**PROBLEM DESCRIPTION**
Write out each record again exactly as it stands.

**RAW DATA**
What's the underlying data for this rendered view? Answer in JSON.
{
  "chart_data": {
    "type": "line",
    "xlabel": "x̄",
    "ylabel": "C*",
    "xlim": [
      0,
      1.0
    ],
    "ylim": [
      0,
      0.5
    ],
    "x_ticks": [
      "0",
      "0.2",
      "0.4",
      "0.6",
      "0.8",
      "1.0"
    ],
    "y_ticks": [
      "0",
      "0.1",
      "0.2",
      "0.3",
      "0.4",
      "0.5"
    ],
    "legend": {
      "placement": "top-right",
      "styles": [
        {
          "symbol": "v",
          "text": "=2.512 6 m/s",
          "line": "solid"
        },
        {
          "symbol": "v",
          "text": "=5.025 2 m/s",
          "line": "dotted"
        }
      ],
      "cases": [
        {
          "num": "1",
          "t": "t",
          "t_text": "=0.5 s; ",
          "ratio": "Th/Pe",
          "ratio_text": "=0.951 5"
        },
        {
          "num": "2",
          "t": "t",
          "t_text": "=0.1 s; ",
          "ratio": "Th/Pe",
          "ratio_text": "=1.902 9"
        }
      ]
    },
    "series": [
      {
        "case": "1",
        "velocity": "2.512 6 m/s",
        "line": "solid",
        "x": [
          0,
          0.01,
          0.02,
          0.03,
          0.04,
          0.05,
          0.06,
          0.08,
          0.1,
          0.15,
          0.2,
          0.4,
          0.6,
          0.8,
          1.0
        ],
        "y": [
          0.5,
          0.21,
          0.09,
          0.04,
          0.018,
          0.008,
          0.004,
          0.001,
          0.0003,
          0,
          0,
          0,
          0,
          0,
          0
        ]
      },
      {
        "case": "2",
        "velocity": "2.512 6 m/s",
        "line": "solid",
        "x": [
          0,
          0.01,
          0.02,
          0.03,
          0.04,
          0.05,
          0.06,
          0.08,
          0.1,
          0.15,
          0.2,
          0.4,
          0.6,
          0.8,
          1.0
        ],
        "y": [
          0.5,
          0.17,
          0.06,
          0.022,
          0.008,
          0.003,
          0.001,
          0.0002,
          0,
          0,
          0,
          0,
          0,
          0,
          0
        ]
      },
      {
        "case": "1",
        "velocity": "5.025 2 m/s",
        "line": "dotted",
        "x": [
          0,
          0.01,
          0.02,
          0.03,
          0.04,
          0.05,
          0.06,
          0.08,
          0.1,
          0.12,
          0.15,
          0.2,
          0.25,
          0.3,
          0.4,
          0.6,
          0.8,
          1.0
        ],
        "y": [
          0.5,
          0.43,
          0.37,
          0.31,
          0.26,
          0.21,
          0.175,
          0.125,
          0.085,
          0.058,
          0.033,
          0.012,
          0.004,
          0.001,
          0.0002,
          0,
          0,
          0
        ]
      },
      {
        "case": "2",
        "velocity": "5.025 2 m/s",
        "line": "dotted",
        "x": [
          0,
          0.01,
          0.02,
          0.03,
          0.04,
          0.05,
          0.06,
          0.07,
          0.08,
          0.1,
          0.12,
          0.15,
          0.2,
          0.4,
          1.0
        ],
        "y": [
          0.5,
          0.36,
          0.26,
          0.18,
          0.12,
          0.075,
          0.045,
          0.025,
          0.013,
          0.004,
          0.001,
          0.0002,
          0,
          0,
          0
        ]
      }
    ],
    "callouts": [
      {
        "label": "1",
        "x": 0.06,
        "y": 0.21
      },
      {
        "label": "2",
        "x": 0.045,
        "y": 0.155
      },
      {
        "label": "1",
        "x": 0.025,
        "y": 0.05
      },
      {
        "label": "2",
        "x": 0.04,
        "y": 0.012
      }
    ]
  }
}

**RESPONSE BELOW**
What's the underlying data for this rendered view? Answer in JSON.
{
  "chart_data": {
    "type": "line",
    "xlabel": "x̄",
    "ylabel": "C*",
    "xlim": [
      0,
      1.0
    ],
    "ylim": [
      0,
      0.5
    ],
    "x_ticks": [
      "0",
      "0.2",
      "0.4",
      "0.6",
      "0.8",
      "1.0"
    ],
    "y_ticks": [
      "0",
      "0.1",
      "0.2",
      "0.3",
      "0.4",
      "0.5"
    ],
    "legend": {
      "placement": "top-right",
      "styles": [
        {
          "symbol": "v",
          "text": "=2.512 6 m/s",
          "line": "solid"
        },
        {
          "symbol": "v",
          "text": "=5.025 2 m/s",
          "line": "dotted"
        }
      ],
      "cases": [
        {
          "num": "1",
          "t": "t",
          "t_text": "=0.5 s; ",
          "ratio": "Th/Pe",
          "ratio_text": "=0.951 5"
        },
        {
          "num": "2",
          "t": "t",
          "t_text": "=0.1 s; ",
          "ratio": "Th/Pe",
          "ratio_text": "=1.902 9"
        }
      ]
    },
    "series": [
      {
        "case": "1",
        "velocity": "2.512 6 m/s",
        "line": "solid",
        "x": [
          0,
          0.01,
          0.02,
          0.03,
          0.04,
          0.05,
          0.06,
          0.08,
          0.1,
          0.15,
          0.2,
          0.4,
          0.6,
          0.8,
          1.0
        ],
        "y": [
          0.5,
          0.21,
          0.09,
          0.04,
          0.018,
          0.008,
          0.004,
          0.001,
          0.0003,
          0,
          0,
          0,
          0,
          0,
          0
        ]
      },
      {
        "case": "2",
        "velocity": "2.512 6 m/s",
        "line": "solid",
        "x": [
          0,
          0.01,
          0.02,
          0.03,
          0.04,
          0.05,
          0.06,
          0.08,
          0.1,
          0.15,
          0.2,
          0.4,
          0.6,
          0.8,
          1.0
        ],
        "y": [
          0.5,
          0.17,
          0.06,
          0.022,
          0.008,
          0.003,
          0.001,
          0.0002,
          0,
          0,
          0,
          0,
          0,
          0,
          0
        ]
      },
      {
        "case": "1",
        "velocity": "5.025 2 m/s",
        "line": "dotted",
        "x": [
          0,
          0.01,
          0.02,
          0.03,
          0.04,
          0.05,
          0.06,
          0.08,
          0.1,
          0.12,
          0.15,
          0.2,
          0.25,
          0.3,
          0.4,
          0.6,
          0.8,
          1.0
        ],
        "y": [
          0.5,
          0.43,
          0.37,
          0.31,
          0.26,
          0.21,
          0.175,
          0.125,
          0.085,
          0.058,
          0.033,
          0.012,
          0.004,
          0.001,
          0.0002,
          0,
          0,
          0
        ]
      },
      {
        "case": "2",
        "velocity": "5.025 2 m/s",
        "line": "dotted",
        "x": [
          0,
          0.01,
          0.02,
          0.03,
          0.04,
          0.05,
          0.06,
          0.07,
          0.08,
          0.1,
          0.12,
          0.15,
          0.2,
          0.4,
          1.0
        ],
        "y": [
          0.5,
          0.36,
          0.26,
          0.18,
          0.12,
          0.075,
          0.045,
          0.025,
          0.013,
          0.004,
          0.001,
          0.0002,
          0,
          0,
          0
        ]
      }
    ],
    "callouts": [
      {
        "label": "1",
        "x": 0.06,
        "y": 0.21
      },
      {
        "label": "2",
        "x": 0.045,
        "y": 0.155
      },
      {
        "label": "1",
        "x": 0.025,
        "y": 0.05
      },
      {
        "label": "2",
        "x": 0.04,
        "y": 0.012
      }
    ]
  }
}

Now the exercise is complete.